## What the task requires
Copy every line of the data that contains the string "出口总成本".

## Records to use

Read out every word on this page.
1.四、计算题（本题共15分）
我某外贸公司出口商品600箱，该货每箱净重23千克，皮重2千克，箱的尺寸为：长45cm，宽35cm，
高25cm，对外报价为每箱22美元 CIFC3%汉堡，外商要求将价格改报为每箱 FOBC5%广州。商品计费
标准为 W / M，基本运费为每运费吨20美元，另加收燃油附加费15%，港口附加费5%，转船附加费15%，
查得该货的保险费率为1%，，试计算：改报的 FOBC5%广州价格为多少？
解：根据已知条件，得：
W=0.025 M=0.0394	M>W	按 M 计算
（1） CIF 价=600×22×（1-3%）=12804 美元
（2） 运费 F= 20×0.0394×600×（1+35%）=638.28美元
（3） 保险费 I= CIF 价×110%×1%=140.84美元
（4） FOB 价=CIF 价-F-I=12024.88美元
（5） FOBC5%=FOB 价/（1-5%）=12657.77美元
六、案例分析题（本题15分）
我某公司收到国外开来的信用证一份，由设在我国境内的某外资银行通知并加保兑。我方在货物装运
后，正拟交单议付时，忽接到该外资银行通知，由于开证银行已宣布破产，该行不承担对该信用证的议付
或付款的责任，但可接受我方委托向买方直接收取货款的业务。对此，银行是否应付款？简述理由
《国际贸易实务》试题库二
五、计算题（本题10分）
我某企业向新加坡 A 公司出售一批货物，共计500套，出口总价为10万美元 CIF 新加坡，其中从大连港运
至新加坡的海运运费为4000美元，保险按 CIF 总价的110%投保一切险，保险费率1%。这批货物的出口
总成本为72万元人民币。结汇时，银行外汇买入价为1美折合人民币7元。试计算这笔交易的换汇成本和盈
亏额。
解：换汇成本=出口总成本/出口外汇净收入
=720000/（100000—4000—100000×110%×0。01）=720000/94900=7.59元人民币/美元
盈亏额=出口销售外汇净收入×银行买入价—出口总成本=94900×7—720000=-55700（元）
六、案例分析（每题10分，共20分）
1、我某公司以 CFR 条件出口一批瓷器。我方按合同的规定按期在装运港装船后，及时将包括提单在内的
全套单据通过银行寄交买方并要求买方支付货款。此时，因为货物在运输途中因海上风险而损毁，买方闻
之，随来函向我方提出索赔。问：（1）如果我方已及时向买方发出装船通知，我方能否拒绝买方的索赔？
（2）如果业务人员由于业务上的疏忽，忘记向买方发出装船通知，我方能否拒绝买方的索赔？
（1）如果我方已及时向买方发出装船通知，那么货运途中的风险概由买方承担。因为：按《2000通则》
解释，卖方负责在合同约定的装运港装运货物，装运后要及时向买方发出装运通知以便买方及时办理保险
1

## Full output
解：换汇成本=出口总成本/出口外汇净收入
盈亏额=出口销售外汇净收入×银行买入价—出口总成本=94900×7—720000=-55700（元）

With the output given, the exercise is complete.